Goal ▸ The answer should be a single number: how many lines of the entries below hold the word "sottoposte".

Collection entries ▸

──────

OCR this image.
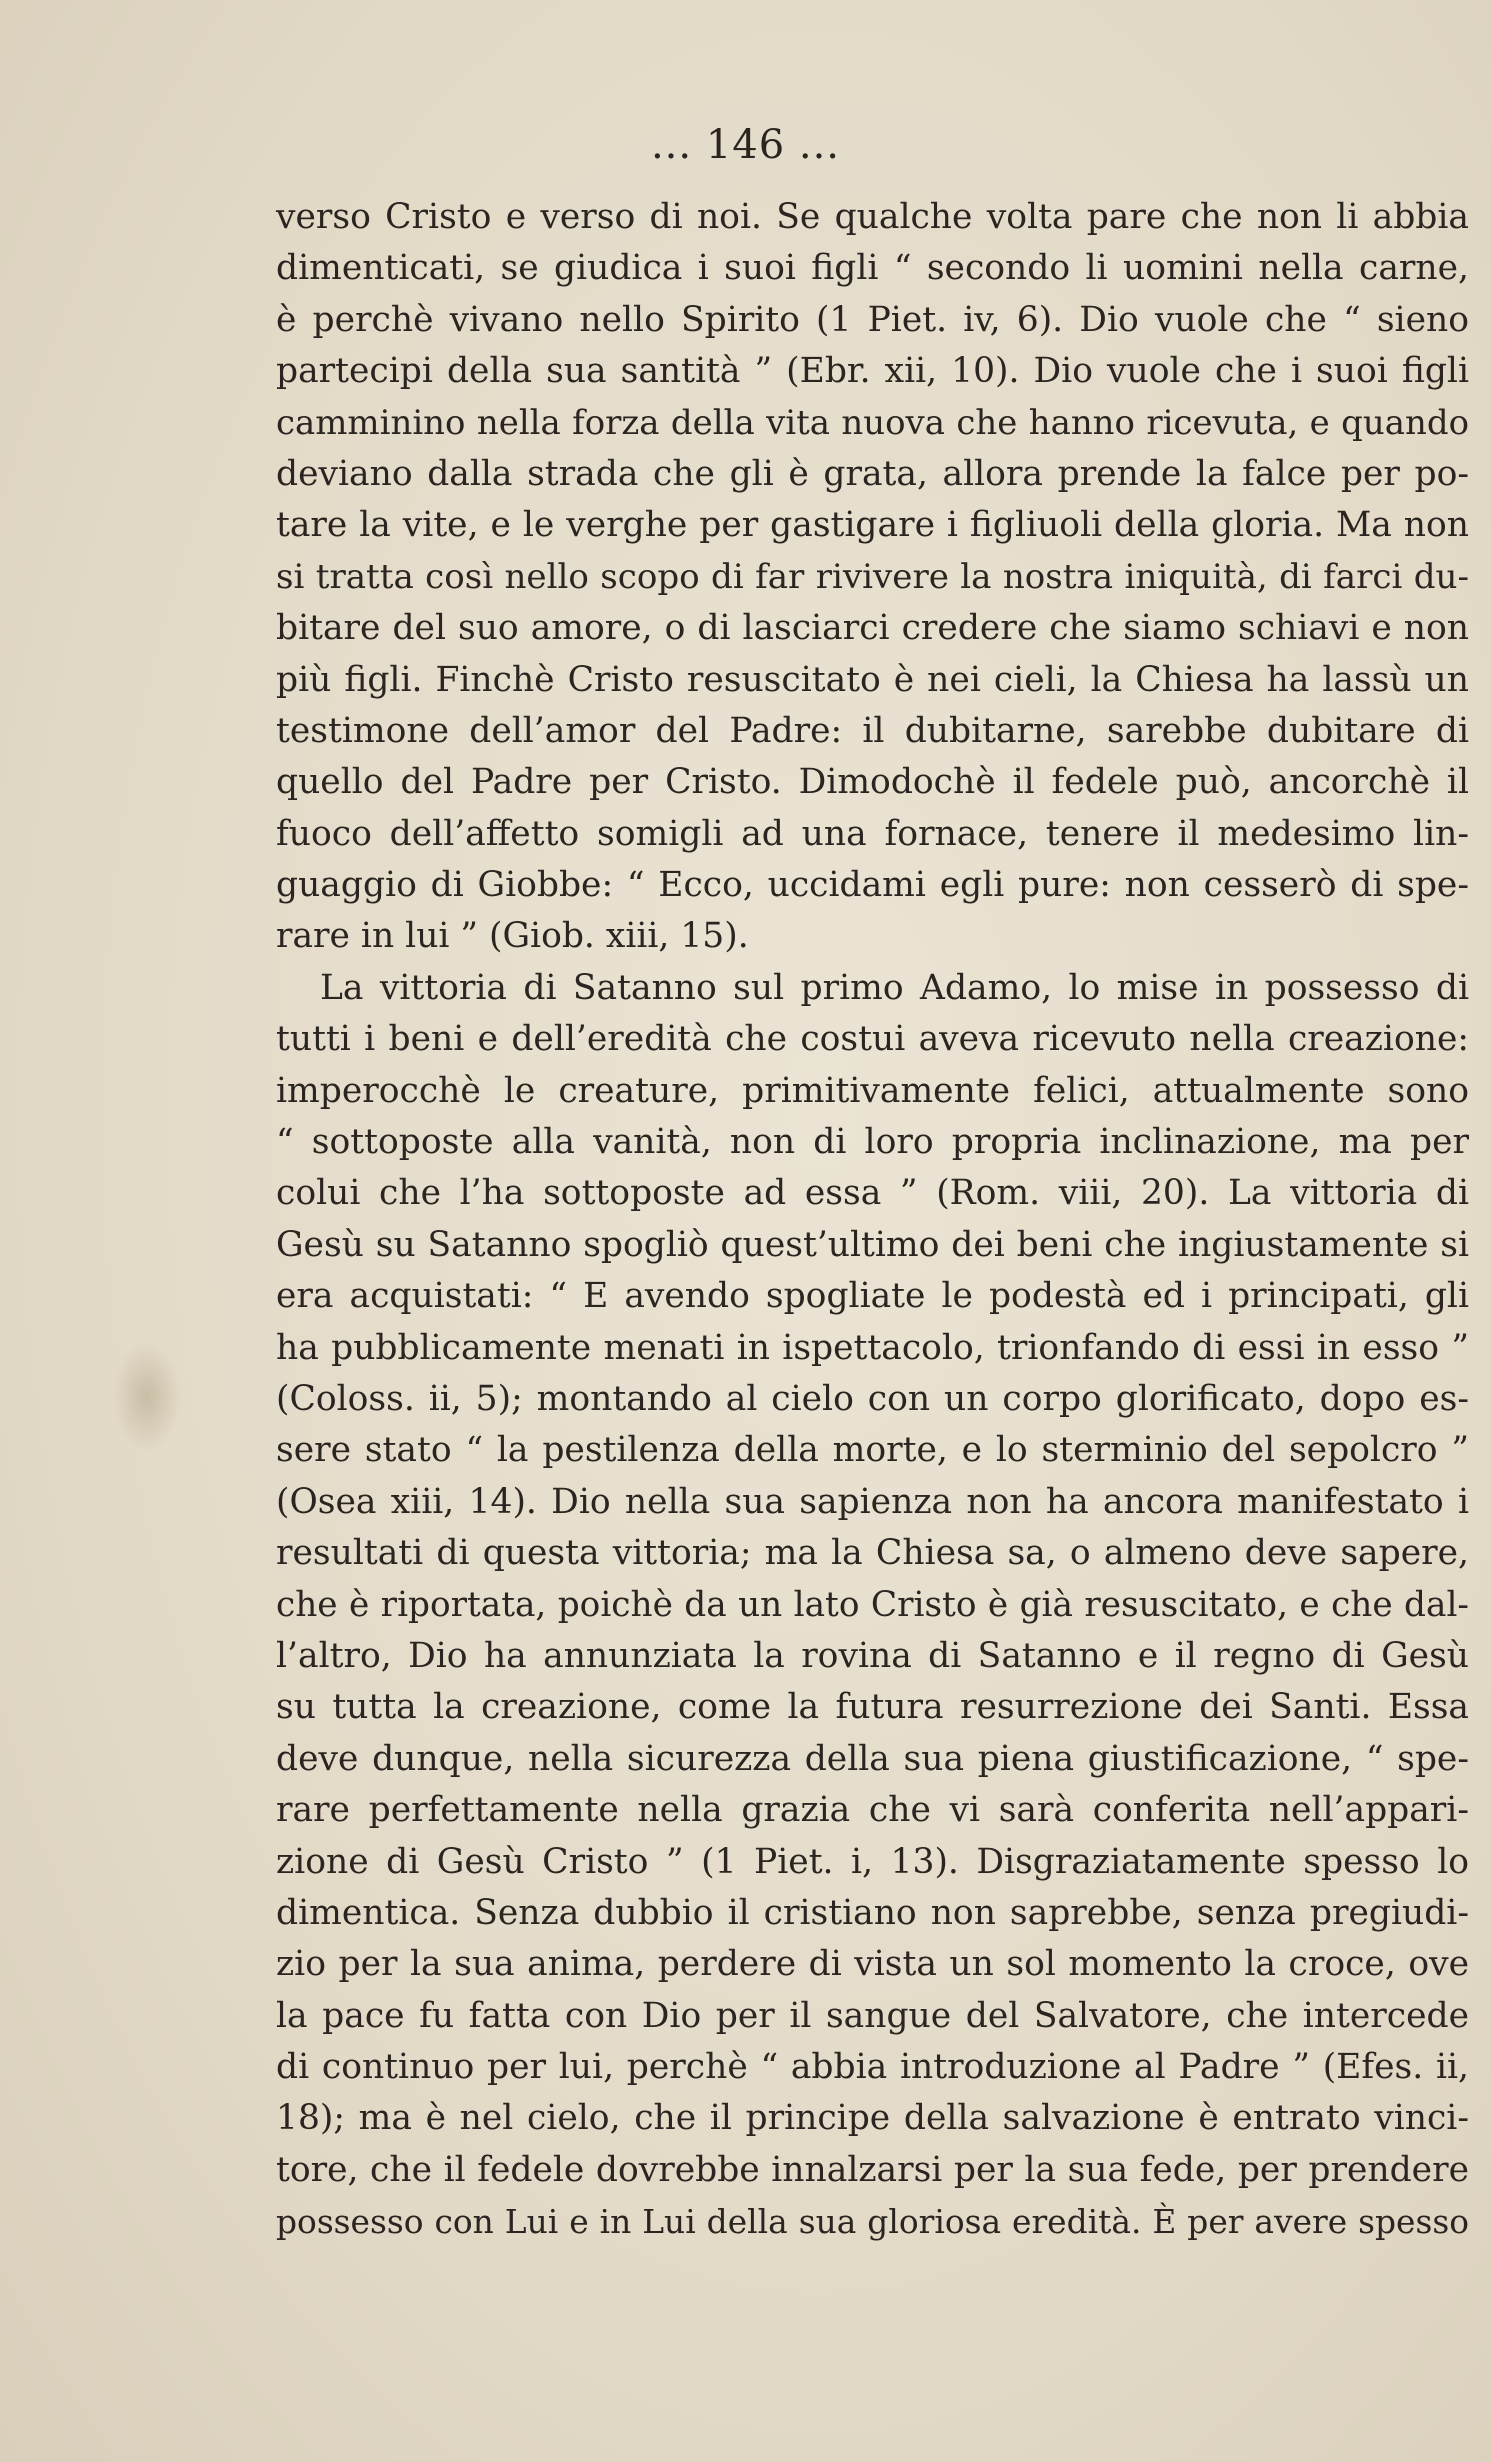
... 146 ...
verso Cristo e verso di noi. Se qualche volta pare che non li abbia
dimenticati, se giudica i suoi figli “ secondo li uomini nella carne,
è perchè vivano nello Spirito (1 Piet. iv, 6). Dio vuole che “ sieno
partecipi della sua santità ” (Ebr. xii, 10). Dio vuole che i suoi figli
camminino nella forza della vita nuova che hanno ricevuta, e quando
deviano dalla strada che gli è grata, allora prende la falce per po-
tare la vite, e le verghe per gastigare i figliuoli della gloria. Ma non
si tratta così nello scopo di far rivivere la nostra iniquità, di farci du-
bitare del suo amore, o di lasciarci credere che siamo schiavi e non
più figli. Finchè Cristo resuscitato è nei cieli, la Chiesa ha lassù un
testimone dell’amor del Padre: il dubitarne, sarebbe dubitare di
quello del Padre per Cristo. Dimodochè il fedele può, ancorchè il
fuoco dell’affetto somigli ad una fornace, tenere il medesimo lin-
guaggio di Giobbe: “ Ecco, uccidami egli pure: non cesserò di spe-
rare in lui ” (Giob. xiii, 15).
La vittoria di Satanno sul primo Adamo, lo mise in possesso di
tutti i beni e dell’eredità che costui aveva ricevuto nella creazione:
imperocchè le creature, primitivamente felici, attualmente sono
“ sottoposte alla vanità, non di loro propria inclinazione, ma per
colui che l’ha sottoposte ad essa ” (Rom. viii, 20). La vittoria di
Gesù su Satanno spogliò quest’ultimo dei beni che ingiustamente si
era acquistati: “ E avendo spogliate le podestà ed i principati, gli
ha pubblicamente menati in ispettacolo, trionfando di essi in esso ”
(Coloss. ii, 5); montando al cielo con un corpo glorificato, dopo es-
sere stato “ la pestilenza della morte, e lo sterminio del sepolcro ”
(Osea xiii, 14). Dio nella sua sapienza non ha ancora manifestato i
resultati di questa vittoria; ma la Chiesa sa, o almeno deve sapere,
che è riportata, poichè da un lato Cristo è già resuscitato, e che dal-
l’altro, Dio ha annunziata la rovina di Satanno e il regno di Gesù
su tutta la creazione, come la futura resurrezione dei Santi. Essa
deve dunque, nella sicurezza della sua piena giustificazione, “ spe-
rare perfettamente nella grazia che vi sarà conferita nell’appari-
zione di Gesù Cristo ” (1 Piet. i, 13). Disgraziatamente spesso lo
dimentica. Senza dubbio il cristiano non saprebbe, senza pregiudi-
zio per la sua anima, perdere di vista un sol momento la croce, ove
la pace fu fatta con Dio per il sangue del Salvatore, che intercede
di continuo per lui, perchè “ abbia introduzione al Padre ” (Efes. ii,
18); ma è nel cielo, che il principe della salvazione è entrato vinci-
tore, che il fedele dovrebbe innalzarsi per la sua fede, per prendere
possesso con Lui e in Lui della sua gloriosa eredità. È per avere spesso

──────

Correct response ▸ 2